- WHAT YOU WILL DO -
Make an exact copy of the data below, leaving out every picture.

<<<<

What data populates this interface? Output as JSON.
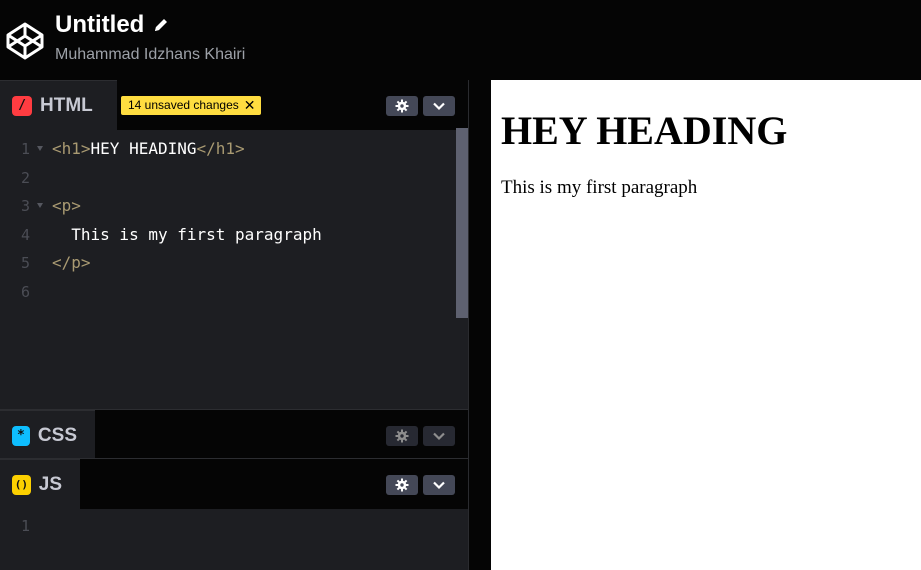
{
  "header": {
    "title": "Untitled",
    "author": "Muhammad Idzhans Khairi",
    "logo_icon": "codepen-logo-icon",
    "edit_icon": "pencil-icon"
  },
  "panes": {
    "html": {
      "label": "HTML",
      "icon_glyph": "/",
      "icon_color": "#ff3c41",
      "unsaved_badge": "14 unsaved changes",
      "badge_close": "✕",
      "line_numbers": [
        "1",
        "2",
        "3",
        "4",
        "5",
        "6"
      ],
      "code": {
        "l1_open": "<h1>",
        "l1_text": "HEY HEADING",
        "l1_close": "</h1>",
        "l3_open": "<p>",
        "l4_text": "  This is my first paragraph",
        "l5_close": "</p>"
      }
    },
    "css": {
      "label": "CSS",
      "icon_glyph": "*",
      "icon_color": "#0ebeff"
    },
    "js": {
      "label": "JS",
      "icon_glyph": "()",
      "icon_color": "#fcd000",
      "line_numbers": [
        "1"
      ]
    }
  },
  "preview": {
    "heading": "HEY HEADING",
    "paragraph": "This is my first paragraph"
  },
  "colors": {
    "editor_bg": "#1d1e22",
    "header_bg": "#050505",
    "badge_bg": "#ffdd40",
    "tag_color": "#a99a72",
    "control_bg": "#444857"
  }
}
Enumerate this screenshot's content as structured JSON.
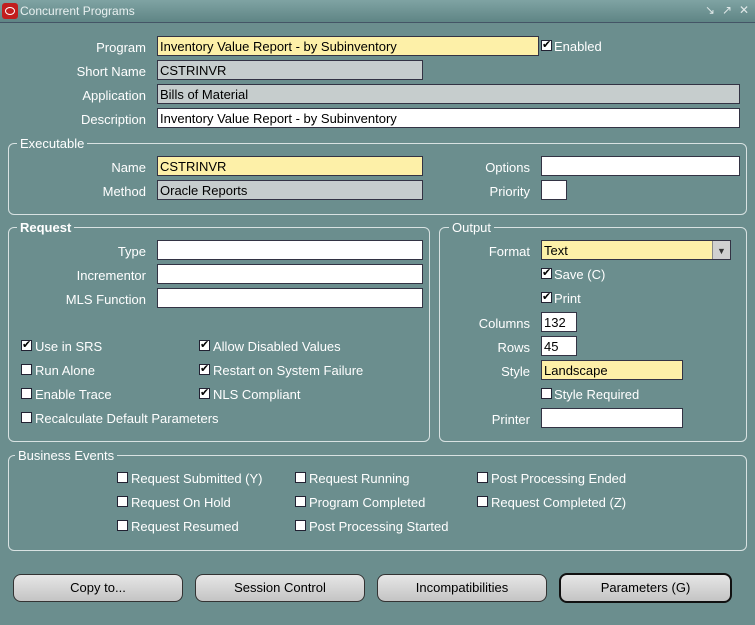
{
  "window": {
    "title": "Concurrent Programs"
  },
  "header": {
    "program_label": "Program",
    "program_value": "Inventory Value Report - by Subinventory",
    "enabled_label": "Enabled",
    "short_name_label": "Short Name",
    "short_name_value": "CSTRINVR",
    "application_label": "Application",
    "application_value": "Bills of Material",
    "description_label": "Description",
    "description_value": "Inventory Value Report - by Subinventory"
  },
  "executable": {
    "title": "Executable",
    "name_label": "Name",
    "name_value": "CSTRINVR",
    "method_label": "Method",
    "method_value": "Oracle Reports",
    "options_label": "Options",
    "options_value": "",
    "priority_label": "Priority",
    "priority_value": ""
  },
  "request": {
    "title": "Request",
    "type_label": "Type",
    "incrementor_label": "Incrementor",
    "mls_label": "MLS Function",
    "use_in_srs": "Use in SRS",
    "run_alone": "Run Alone",
    "enable_trace": "Enable Trace",
    "recalc": "Recalculate Default Parameters",
    "allow_disabled": "Allow Disabled Values",
    "restart": "Restart on System Failure",
    "nls": "NLS Compliant"
  },
  "output": {
    "title": "Output",
    "format_label": "Format",
    "format_value": "Text",
    "save_label": "Save (C)",
    "print_label": "Print",
    "columns_label": "Columns",
    "columns_value": "132",
    "rows_label": "Rows",
    "rows_value": "45",
    "style_label": "Style",
    "style_value": "Landscape",
    "style_required_label": "Style Required",
    "printer_label": "Printer",
    "printer_value": ""
  },
  "business_events": {
    "title": "Business Events",
    "request_submitted": "Request Submitted (Y)",
    "request_on_hold": "Request On Hold",
    "request_resumed": "Request Resumed",
    "request_running": "Request Running",
    "program_completed": "Program Completed",
    "post_processing_started": "Post Processing Started",
    "post_processing_ended": "Post Processing Ended",
    "request_completed": "Request Completed (Z)"
  },
  "buttons": {
    "copy_to": "Copy to...",
    "session_control": "Session Control",
    "incompatibilities": "Incompatibilities",
    "parameters": "Parameters (G)"
  },
  "checked": {
    "enabled": true,
    "use_in_srs": true,
    "run_alone": false,
    "enable_trace": false,
    "recalc": false,
    "allow_disabled": true,
    "restart": true,
    "nls": true,
    "save": true,
    "print": true,
    "style_required": false
  }
}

>>>>

- RESPONSE -
What data populates this interface? Output as JSON.
{
  "header": {
    "title": "Untitled",
    "author": "Muhammad Idzhans Khairi",
    "logo_icon": "codepen-logo-icon",
    "edit_icon": "pencil-icon"
  },
  "panes": {
    "html": {
      "label": "HTML",
      "icon_glyph": "/",
      "icon_color": "#ff3c41",
      "unsaved_badge": "14 unsaved changes",
      "badge_close": "✕",
      "line_numbers": [
        "1",
        "2",
        "3",
        "4",
        "5",
        "6"
      ],
      "code": {
        "l1_open": "<h1>",
        "l1_text": "HEY HEADING",
        "l1_close": "</h1>",
        "l3_open": "<p>",
        "l4_text": "  This is my first paragraph",
        "l5_close": "</p>"
      }
    },
    "css": {
      "label": "CSS",
      "icon_glyph": "*",
      "icon_color": "#0ebeff"
    },
    "js": {
      "label": "JS",
      "icon_glyph": "()",
      "icon_color": "#fcd000",
      "line_numbers": [
        "1"
      ]
    }
  },
  "preview": {
    "heading": "HEY HEADING",
    "paragraph": "This is my first paragraph"
  },
  "colors": {
    "editor_bg": "#1d1e22",
    "header_bg": "#050505",
    "badge_bg": "#ffdd40",
    "tag_color": "#a99a72",
    "control_bg": "#444857"
  }
}
Enumerate this screenshot's content as structured JSON.
{
  "window": {
    "title": "Concurrent Programs"
  },
  "header": {
    "program_label": "Program",
    "program_value": "Inventory Value Report - by Subinventory",
    "enabled_label": "Enabled",
    "short_name_label": "Short Name",
    "short_name_value": "CSTRINVR",
    "application_label": "Application",
    "application_value": "Bills of Material",
    "description_label": "Description",
    "description_value": "Inventory Value Report - by Subinventory"
  },
  "executable": {
    "title": "Executable",
    "name_label": "Name",
    "name_value": "CSTRINVR",
    "method_label": "Method",
    "method_value": "Oracle Reports",
    "options_label": "Options",
    "options_value": "",
    "priority_label": "Priority",
    "priority_value": ""
  },
  "request": {
    "title": "Request",
    "type_label": "Type",
    "incrementor_label": "Incrementor",
    "mls_label": "MLS Function",
    "use_in_srs": "Use in SRS",
    "run_alone": "Run Alone",
    "enable_trace": "Enable Trace",
    "recalc": "Recalculate Default Parameters",
    "allow_disabled": "Allow Disabled Values",
    "restart": "Restart on System Failure",
    "nls": "NLS Compliant"
  },
  "output": {
    "title": "Output",
    "format_label": "Format",
    "format_value": "Text",
    "save_label": "Save (C)",
    "print_label": "Print",
    "columns_label": "Columns",
    "columns_value": "132",
    "rows_label": "Rows",
    "rows_value": "45",
    "style_label": "Style",
    "style_value": "Landscape",
    "style_required_label": "Style Required",
    "printer_label": "Printer",
    "printer_value": ""
  },
  "business_events": {
    "title": "Business Events",
    "request_submitted": "Request Submitted (Y)",
    "request_on_hold": "Request On Hold",
    "request_resumed": "Request Resumed",
    "request_running": "Request Running",
    "program_completed": "Program Completed",
    "post_processing_started": "Post Processing Started",
    "post_processing_ended": "Post Processing Ended",
    "request_completed": "Request Completed (Z)"
  },
  "buttons": {
    "copy_to": "Copy to...",
    "session_control": "Session Control",
    "incompatibilities": "Incompatibilities",
    "parameters": "Parameters (G)"
  },
  "checked": {
    "enabled": true,
    "use_in_srs": true,
    "run_alone": false,
    "enable_trace": false,
    "recalc": false,
    "allow_disabled": true,
    "restart": true,
    "nls": true,
    "save": true,
    "print": true,
    "style_required": false
  }
}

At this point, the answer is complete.